• Stated problem 1: Please decide whether each statement agrees with the quartz flotation text below: (a) The optimal concentration for Pb2+ is 5.0×10-5 mol/L. (b) The maximum adsorption peak of butyl xanthate was found at 301 nm. (c) Quartz particles smaller than 37 μm were used in the adsorption measurement. Answer yes or no for each, and quote the deciding words of the text.
• Stated problem 2: According to the quartz flotation text below, at what pH was the test of metallic ion concentration carried out?
• Stated problem 3: Carry the quartz flotation text below forward, starting right after its final sentence.

• Supplied text:
* BEGIN *
3.1.2 Effect of metallic ion concentration

Concentration of metallic ion is an important factor in flotation. Flotation results of quartz as a function of different ion concentrations are illustrated in Fig. 3. The test was conducted at pH 10, butyl xanthate concentration 1.0×10-5 mol/L.

Fig. 2 Flotation recoveries of quartz particles with size of <37 μm (a, b) and 37-74 μm (c, d) as a function of pH under c(butyl xanthate)=1.0×10-5 mol/L and c(metallic ion)=1.0×10-4 mol/L

Fig. 3 Flotation recoveries of quartz particles with size of <37μm (a) and 37-74 μm (b) as a function of metallic ion under c(butyl xanthate)=1.0×10-5 mol/L

The floatability of quartz gets better with the steadily increasing concentration of metallic ion before reaching the peak, and then declines, indicating that there is an optimal concentration range to achieve the recovery. As seen, the trends of recoveries for two different sized particles are the same. 5.0×10-5 mol/L is the optimal concentration for Cu2+, Fe2+, Fe3+, Mg2+, Ca2+ while 1.0×10-4 mol/L for Pb2+. In addition, average recovery of finer particle is still higher than that of the coarser, which is in accordance with the results above.

3.2 Results of adsorption test

Before the test, the maximum adsorption peak of butyl xanthate is measured, which turns out to be 301 nm. Different concentrates of butyl xanthate were prepared to measure absorbance to draw the standard curve of butyl xanthate with results shown in Fig. 4. As shown, fit index 0.99953 is of high reliability through linear fit.

Fig. 4 Adsorption of standard curve of butyl xanthate

Quartz particles of 37-74 μm were used in adsorption measurement. The concentrations of metallic ions were determined by the usage of the highest recoveries of quartz, i.e., Pb2+ 1×10-4mol/L and the rest 5×10-5 mol/L. Then, adsorption of butyl xanthate on activated quartz was measured as a function of pH (see Fig. 5). When none metallic ion exits, pH value of solution exerts effect on absorbability of butyl xanthate and they exhibit negative correlation. Quartz liberates and Si—O bond ruptures during crushing and grinding processes [19]; its surface contacts with water molecule in solution; thus hydroxyl bonding appears and reacts with butyl xanthate further. In addition, greater growth exhibits in absorption after addition of metallic ions Pb2+, Cu2+, and Fe3+, especially in the alkaline environment. Metallic ion absorbs on quartz surface before butyl xanthate according to the experimental procedure, which makes more pathways and easier for reaction of butyl xanthate. The others are not beneficial for adsorption of butyl xanthate on quartz and thus hardly exert influence on floatability of quartz.

Fig. 5 Adsorption of butyl xanthate on quartz particle as a function of pH with different metallic ions (BX: Butyl xanthate)

3.3 Zeta potentials of quartz

Zeta potentials of quartz particle with or without butyl xanthate and metallic ions are measured as a function of pH value (see Fig. 6). It is carried out under the condition: concentration of butyl xanthate is 1.0×10-5 mol/L, metallic ion concentrations are 1.0×10-4 mol/L for Pb2+ and 5.0×10-5 mol/L for others. Considering the conclusions in sections 3.1.1 and 3.2, Mg2+ and Ca2+ hardly exert effect on quartz, so they are omitted here.
* END *
• Material:
* BEGIN *
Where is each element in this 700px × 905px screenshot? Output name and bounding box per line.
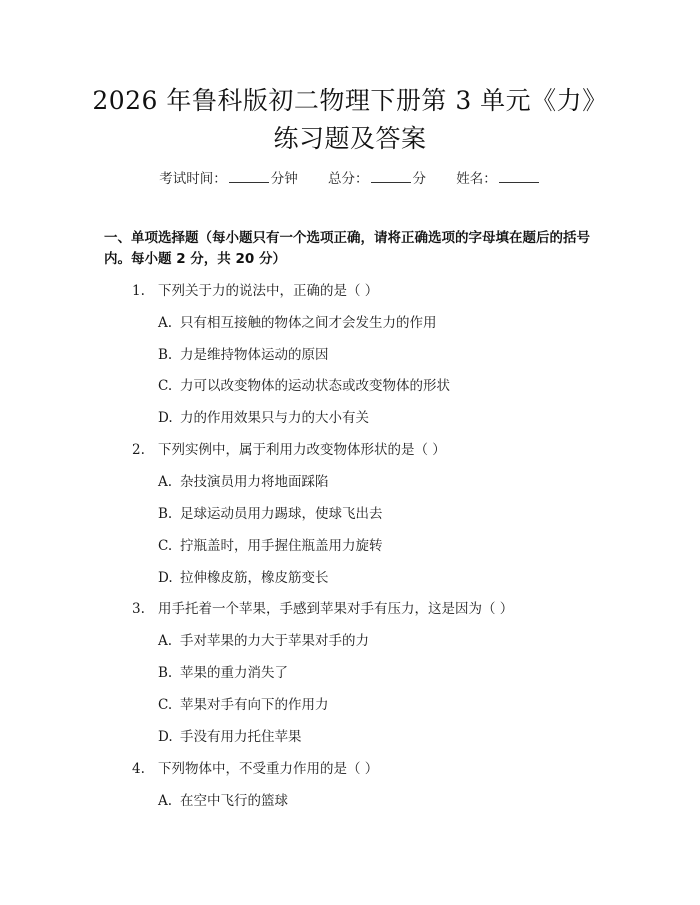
* END *
• Task answer 1:
(a) No: "5.0×10-5 mol/L is the optimal concentration for Cu2+, Fe2+, Fe3+, Mg2+, Ca2+ while 1.0×10-4 mol/L for Pb2+"
(b) Yes: "the maximum adsorption peak of butyl xanthate is measured, which turns out to be 301 nm"
(c) No: "Quartz particles of 37-74 μm were used in adsorption measurement."

• Task answer 2: At pH 10.

• Task answer 3:
As shown in Fig. 6, quartz surface is negative charged, addition of butyl xanthate or metallic ion makes zeta potential move positively, on account of their adsorption on quartz surface. This is accordant with previous study [13]. What’s more, zeta potential of activated quartz declines after addition of butyl xanthate, which is attributed to butyl xanthate as a kind of anionic collector.

Considering the deviation of zeta potentials between addition of butyl xanthate alone and combination of butyl xanthate and ions, it is more significant for Pb2+, Cu2+ and Fe3+. A possible explanation therein is precipitation of hydroxide [13] or hydroxy complex of metal ion [14] forms on the surface of quartz, either can cause hydrophobic of quartz to increases floatability and decreases zeta potential. As for Fe2+ (Fig. 6(d)), there is not dramatically difference between zeta potential of activated quartz with or without collector especially in pH region 8-10, demonstrating that adsorption of butyl xanthate on quartz surface does not increase after ions are activated. So, it is not categorized as efficacious activator. However, more research on this topic needs to be undertaken before the exact product on quartz surface is conformed.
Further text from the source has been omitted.